— Begin —

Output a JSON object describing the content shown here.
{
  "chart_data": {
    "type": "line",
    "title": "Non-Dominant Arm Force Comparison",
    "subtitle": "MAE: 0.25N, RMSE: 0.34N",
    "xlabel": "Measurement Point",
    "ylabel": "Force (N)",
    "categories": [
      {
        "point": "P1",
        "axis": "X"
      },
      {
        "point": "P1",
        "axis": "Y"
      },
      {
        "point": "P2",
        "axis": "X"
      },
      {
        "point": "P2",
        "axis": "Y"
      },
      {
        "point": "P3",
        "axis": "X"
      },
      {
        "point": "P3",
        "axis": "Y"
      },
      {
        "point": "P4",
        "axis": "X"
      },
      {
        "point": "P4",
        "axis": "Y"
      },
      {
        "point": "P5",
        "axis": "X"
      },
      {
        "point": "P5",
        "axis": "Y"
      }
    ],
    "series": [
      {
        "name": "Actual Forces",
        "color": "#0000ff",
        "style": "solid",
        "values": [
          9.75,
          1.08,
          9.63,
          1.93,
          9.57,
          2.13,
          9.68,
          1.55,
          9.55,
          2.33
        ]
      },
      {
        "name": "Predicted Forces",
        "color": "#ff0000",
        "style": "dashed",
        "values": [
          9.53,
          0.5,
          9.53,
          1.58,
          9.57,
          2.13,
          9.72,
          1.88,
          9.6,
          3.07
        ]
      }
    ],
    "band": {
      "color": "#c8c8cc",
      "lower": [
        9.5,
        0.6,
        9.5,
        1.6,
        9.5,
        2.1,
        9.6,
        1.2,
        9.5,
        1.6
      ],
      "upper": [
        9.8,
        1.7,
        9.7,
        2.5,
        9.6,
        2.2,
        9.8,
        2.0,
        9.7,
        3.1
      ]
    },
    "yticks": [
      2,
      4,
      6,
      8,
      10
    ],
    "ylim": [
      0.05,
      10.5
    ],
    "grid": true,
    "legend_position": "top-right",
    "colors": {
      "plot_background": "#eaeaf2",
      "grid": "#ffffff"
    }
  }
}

— End —

Exercise task: Repeat all of the records above exactly as written.

Task answer:
Output a JSON object describing the content shown here.
{
  "chart_data": {
    "type": "line",
    "title": "Non-Dominant Arm Force Comparison",
    "subtitle": "MAE: 0.25N, RMSE: 0.34N",
    "xlabel": "Measurement Point",
    "ylabel": "Force (N)",
    "categories": [
      {
        "point": "P1",
        "axis": "X"
      },
      {
        "point": "P1",
        "axis": "Y"
      },
      {
        "point": "P2",
        "axis": "X"
      },
      {
        "point": "P2",
        "axis": "Y"
      },
      {
        "point": "P3",
        "axis": "X"
      },
      {
        "point": "P3",
        "axis": "Y"
      },
      {
        "point": "P4",
        "axis": "X"
      },
      {
        "point": "P4",
        "axis": "Y"
      },
      {
        "point": "P5",
        "axis": "X"
      },
      {
        "point": "P5",
        "axis": "Y"
      }
    ],
    "series": [
      {
        "name": "Actual Forces",
        "color": "#0000ff",
        "style": "solid",
        "values": [
          9.75,
          1.08,
          9.63,
          1.93,
          9.57,
          2.13,
          9.68,
          1.55,
          9.55,
          2.33
        ]
      },
      {
        "name": "Predicted Forces",
        "color": "#ff0000",
        "style": "dashed",
        "values": [
          9.53,
          0.5,
          9.53,
          1.58,
          9.57,
          2.13,
          9.72,
          1.88,
          9.6,
          3.07
        ]
      }
    ],
    "band": {
      "color": "#c8c8cc",
      "lower": [
        9.5,
        0.6,
        9.5,
        1.6,
        9.5,
        2.1,
        9.6,
        1.2,
        9.5,
        1.6
      ],
      "upper": [
        9.8,
        1.7,
        9.7,
        2.5,
        9.6,
        2.2,
        9.8,
        2.0,
        9.7,
        3.1
      ]
    },
    "yticks": [
      2,
      4,
      6,
      8,
      10
    ],
    "ylim": [
      0.05,
      10.5
    ],
    "grid": true,
    "legend_position": "top-right",
    "colors": {
      "plot_background": "#eaeaf2",
      "grid": "#ffffff"
    }
  }
}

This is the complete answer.